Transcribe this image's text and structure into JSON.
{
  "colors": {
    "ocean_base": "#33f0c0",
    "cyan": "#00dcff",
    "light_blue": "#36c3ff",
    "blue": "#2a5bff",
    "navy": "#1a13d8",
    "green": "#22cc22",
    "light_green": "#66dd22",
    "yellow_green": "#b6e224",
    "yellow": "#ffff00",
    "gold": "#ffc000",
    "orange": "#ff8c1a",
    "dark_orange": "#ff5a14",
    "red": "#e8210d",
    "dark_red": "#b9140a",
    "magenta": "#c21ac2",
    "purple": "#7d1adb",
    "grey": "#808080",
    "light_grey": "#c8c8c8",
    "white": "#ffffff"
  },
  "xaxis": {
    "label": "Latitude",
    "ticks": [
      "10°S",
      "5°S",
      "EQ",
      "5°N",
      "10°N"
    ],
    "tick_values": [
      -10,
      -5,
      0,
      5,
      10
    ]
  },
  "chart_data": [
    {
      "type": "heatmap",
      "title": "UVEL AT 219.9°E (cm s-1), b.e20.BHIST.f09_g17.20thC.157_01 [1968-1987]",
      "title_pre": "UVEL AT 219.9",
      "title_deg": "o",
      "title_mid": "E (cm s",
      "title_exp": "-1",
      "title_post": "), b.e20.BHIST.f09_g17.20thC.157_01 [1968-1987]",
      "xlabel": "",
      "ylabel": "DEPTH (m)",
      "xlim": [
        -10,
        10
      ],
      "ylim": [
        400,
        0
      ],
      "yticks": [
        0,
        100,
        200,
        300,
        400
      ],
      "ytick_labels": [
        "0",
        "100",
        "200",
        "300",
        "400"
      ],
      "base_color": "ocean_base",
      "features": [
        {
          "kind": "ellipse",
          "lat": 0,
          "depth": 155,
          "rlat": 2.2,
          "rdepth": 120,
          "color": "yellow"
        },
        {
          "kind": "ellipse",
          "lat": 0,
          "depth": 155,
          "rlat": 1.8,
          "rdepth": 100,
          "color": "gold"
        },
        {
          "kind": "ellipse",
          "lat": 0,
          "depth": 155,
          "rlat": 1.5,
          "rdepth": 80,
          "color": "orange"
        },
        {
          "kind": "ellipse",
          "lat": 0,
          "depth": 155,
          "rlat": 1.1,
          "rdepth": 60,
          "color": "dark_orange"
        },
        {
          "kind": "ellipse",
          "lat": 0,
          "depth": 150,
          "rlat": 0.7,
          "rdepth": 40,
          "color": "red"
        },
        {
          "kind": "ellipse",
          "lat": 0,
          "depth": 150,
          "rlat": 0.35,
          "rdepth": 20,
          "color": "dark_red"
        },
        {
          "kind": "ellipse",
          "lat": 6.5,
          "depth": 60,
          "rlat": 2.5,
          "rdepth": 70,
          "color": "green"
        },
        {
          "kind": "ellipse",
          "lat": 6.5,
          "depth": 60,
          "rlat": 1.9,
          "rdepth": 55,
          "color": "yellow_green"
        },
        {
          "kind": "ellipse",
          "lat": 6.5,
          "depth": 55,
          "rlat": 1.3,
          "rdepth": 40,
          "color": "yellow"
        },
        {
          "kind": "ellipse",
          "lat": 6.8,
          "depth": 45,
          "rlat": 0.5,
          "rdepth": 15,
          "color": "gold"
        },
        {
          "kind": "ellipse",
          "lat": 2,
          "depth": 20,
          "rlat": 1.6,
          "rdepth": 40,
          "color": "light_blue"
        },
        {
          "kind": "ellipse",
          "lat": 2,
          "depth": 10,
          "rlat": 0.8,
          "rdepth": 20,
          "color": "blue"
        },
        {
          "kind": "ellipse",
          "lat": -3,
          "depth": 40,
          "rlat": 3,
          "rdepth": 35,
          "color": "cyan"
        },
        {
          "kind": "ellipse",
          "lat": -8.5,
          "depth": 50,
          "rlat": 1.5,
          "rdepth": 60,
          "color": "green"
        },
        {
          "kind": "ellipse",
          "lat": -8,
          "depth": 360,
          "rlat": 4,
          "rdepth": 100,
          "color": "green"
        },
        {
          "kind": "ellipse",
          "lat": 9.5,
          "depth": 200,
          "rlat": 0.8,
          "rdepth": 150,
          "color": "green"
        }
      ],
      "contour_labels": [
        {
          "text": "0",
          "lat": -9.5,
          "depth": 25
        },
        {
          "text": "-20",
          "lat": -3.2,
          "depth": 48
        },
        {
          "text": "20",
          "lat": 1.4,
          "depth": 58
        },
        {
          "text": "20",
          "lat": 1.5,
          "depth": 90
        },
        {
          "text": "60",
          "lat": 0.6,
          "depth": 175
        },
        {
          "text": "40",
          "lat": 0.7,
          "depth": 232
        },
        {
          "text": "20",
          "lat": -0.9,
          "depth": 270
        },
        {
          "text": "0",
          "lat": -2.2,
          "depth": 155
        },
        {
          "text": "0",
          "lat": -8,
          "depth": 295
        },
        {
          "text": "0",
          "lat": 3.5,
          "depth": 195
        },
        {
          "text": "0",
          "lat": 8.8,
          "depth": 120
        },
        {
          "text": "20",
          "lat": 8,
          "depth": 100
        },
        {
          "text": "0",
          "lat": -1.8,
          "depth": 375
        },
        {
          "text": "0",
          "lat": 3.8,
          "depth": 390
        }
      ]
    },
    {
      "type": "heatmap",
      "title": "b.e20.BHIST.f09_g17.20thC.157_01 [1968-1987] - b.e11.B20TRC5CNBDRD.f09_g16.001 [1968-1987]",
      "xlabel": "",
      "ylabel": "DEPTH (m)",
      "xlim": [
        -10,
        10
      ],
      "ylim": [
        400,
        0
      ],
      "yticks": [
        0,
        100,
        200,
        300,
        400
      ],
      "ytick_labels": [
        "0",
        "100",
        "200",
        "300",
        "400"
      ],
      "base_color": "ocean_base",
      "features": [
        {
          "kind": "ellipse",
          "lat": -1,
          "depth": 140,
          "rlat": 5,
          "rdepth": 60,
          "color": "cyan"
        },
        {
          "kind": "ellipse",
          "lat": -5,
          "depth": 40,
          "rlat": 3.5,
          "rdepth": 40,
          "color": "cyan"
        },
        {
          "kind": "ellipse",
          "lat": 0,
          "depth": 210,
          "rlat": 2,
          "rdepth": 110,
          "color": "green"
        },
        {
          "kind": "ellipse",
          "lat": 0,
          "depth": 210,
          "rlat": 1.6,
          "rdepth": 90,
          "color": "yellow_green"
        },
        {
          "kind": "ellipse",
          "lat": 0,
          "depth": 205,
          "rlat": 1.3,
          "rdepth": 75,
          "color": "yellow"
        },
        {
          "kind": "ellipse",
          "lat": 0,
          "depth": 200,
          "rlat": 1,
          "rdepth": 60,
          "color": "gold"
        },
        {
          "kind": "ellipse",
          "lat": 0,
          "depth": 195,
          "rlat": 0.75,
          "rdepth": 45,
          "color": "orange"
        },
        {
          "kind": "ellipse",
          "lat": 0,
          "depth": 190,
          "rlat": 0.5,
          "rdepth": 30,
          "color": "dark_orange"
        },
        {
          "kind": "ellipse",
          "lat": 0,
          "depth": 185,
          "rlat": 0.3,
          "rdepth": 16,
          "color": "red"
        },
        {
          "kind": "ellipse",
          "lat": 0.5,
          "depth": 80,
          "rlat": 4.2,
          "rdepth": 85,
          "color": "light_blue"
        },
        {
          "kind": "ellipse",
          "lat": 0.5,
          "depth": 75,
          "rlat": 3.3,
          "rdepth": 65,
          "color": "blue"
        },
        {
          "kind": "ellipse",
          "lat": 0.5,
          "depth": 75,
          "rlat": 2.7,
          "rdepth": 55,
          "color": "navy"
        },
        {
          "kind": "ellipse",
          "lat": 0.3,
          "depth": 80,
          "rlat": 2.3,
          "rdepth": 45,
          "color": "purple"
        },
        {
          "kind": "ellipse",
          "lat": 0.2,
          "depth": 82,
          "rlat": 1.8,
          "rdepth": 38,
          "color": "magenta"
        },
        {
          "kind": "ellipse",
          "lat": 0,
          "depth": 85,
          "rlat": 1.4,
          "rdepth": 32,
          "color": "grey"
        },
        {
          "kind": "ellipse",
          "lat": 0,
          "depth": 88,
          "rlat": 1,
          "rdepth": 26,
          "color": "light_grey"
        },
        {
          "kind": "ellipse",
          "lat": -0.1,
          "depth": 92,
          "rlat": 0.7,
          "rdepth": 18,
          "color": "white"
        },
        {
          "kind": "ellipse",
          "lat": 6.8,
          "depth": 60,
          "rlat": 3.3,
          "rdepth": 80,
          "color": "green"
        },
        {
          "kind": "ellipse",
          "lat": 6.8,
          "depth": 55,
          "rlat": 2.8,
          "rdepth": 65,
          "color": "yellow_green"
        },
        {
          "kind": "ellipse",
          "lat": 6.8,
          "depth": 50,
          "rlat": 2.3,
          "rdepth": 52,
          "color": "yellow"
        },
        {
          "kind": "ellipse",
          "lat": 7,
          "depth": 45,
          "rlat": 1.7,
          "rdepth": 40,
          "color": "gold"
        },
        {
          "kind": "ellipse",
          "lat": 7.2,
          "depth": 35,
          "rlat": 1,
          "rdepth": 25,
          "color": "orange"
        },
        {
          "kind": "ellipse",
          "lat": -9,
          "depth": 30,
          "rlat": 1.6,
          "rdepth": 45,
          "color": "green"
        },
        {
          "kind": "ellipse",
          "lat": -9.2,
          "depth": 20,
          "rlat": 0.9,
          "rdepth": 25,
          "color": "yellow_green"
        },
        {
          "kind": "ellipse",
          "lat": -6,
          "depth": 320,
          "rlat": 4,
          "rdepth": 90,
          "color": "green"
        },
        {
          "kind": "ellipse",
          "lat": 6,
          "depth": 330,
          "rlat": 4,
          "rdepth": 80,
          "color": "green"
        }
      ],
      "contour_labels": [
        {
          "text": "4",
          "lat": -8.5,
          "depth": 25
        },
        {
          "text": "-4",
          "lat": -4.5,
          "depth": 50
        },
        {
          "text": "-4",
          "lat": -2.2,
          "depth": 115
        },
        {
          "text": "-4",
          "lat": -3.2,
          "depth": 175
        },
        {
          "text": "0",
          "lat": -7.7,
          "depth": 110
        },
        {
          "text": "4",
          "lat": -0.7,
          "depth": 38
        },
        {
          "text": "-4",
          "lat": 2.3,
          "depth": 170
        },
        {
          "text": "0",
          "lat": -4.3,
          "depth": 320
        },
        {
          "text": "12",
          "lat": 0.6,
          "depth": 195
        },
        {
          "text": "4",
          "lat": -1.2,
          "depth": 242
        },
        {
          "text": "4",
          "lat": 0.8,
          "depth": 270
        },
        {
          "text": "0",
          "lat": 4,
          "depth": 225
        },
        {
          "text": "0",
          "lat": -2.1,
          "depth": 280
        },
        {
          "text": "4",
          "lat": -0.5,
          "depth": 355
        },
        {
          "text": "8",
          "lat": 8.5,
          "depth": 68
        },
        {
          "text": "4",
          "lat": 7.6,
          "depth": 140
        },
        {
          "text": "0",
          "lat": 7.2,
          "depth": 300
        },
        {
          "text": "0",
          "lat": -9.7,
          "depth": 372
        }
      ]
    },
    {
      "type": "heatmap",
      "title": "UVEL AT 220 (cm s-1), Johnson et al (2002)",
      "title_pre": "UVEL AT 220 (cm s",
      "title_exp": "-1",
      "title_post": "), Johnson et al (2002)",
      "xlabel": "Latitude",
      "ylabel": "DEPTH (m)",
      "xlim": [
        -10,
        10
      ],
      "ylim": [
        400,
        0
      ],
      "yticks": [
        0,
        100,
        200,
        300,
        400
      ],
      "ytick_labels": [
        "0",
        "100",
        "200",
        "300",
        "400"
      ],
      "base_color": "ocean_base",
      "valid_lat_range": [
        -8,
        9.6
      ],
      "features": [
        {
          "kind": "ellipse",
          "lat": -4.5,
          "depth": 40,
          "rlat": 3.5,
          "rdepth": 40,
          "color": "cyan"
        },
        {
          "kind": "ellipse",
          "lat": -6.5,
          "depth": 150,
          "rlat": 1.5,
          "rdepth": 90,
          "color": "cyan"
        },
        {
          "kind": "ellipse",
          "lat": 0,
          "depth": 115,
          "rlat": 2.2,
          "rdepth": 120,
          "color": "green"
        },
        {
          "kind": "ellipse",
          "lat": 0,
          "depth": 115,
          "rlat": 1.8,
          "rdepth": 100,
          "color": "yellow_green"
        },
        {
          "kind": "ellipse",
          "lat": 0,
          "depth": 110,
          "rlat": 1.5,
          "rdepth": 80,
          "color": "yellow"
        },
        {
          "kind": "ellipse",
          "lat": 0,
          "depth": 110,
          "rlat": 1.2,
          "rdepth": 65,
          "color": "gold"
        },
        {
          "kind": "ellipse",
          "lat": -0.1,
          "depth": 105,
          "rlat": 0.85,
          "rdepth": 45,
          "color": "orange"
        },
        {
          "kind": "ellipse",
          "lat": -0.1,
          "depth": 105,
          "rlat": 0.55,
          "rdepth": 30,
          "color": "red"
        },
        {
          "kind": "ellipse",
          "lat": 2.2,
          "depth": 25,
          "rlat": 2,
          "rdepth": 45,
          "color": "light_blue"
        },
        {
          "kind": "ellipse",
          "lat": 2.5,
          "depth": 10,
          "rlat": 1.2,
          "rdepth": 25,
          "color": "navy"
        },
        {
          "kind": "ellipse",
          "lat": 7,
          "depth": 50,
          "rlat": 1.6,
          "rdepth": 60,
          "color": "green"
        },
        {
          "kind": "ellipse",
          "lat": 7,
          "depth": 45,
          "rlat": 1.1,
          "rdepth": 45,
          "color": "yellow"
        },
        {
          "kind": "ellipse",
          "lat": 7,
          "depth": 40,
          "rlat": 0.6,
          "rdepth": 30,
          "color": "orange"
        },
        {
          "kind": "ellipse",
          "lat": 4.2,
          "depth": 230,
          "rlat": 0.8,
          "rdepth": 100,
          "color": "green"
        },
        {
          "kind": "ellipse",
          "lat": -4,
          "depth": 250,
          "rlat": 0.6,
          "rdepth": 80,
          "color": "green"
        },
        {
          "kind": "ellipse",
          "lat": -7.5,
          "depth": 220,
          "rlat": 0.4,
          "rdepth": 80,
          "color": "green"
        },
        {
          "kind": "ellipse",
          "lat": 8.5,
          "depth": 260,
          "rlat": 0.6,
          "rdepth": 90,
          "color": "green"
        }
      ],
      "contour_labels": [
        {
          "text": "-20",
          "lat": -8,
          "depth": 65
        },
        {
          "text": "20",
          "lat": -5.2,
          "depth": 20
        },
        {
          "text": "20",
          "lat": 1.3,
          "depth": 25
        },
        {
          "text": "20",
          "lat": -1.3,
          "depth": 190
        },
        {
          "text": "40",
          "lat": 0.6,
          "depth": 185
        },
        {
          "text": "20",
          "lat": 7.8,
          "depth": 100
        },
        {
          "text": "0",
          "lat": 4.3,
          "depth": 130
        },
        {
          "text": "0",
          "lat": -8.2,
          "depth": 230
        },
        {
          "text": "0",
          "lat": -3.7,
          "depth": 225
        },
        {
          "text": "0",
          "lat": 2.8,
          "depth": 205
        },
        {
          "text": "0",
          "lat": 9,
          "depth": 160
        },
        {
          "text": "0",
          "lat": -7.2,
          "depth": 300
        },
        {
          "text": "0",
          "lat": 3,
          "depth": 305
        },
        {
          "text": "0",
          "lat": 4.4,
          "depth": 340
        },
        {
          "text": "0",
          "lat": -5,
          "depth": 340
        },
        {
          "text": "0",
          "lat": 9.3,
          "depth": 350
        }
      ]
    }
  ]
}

====

Reproduce every line of the listing above in which the string "BHIST" appears.

      "title": "UVEL AT 219.9°E (cm s-1), b.e20.BHIST.f09_g17.20thC.157_01 [1968-1987]",
      "title_post": "), b.e20.BHIST.f09_g17.20thC.157_01 [1968-1987]",
      "title": "b.e20.BHIST.f09_g17.20thC.157_01 [1968-1987] - b.e11.B20TRC5CNBDRD.f09_g16.001 [1968-1987]",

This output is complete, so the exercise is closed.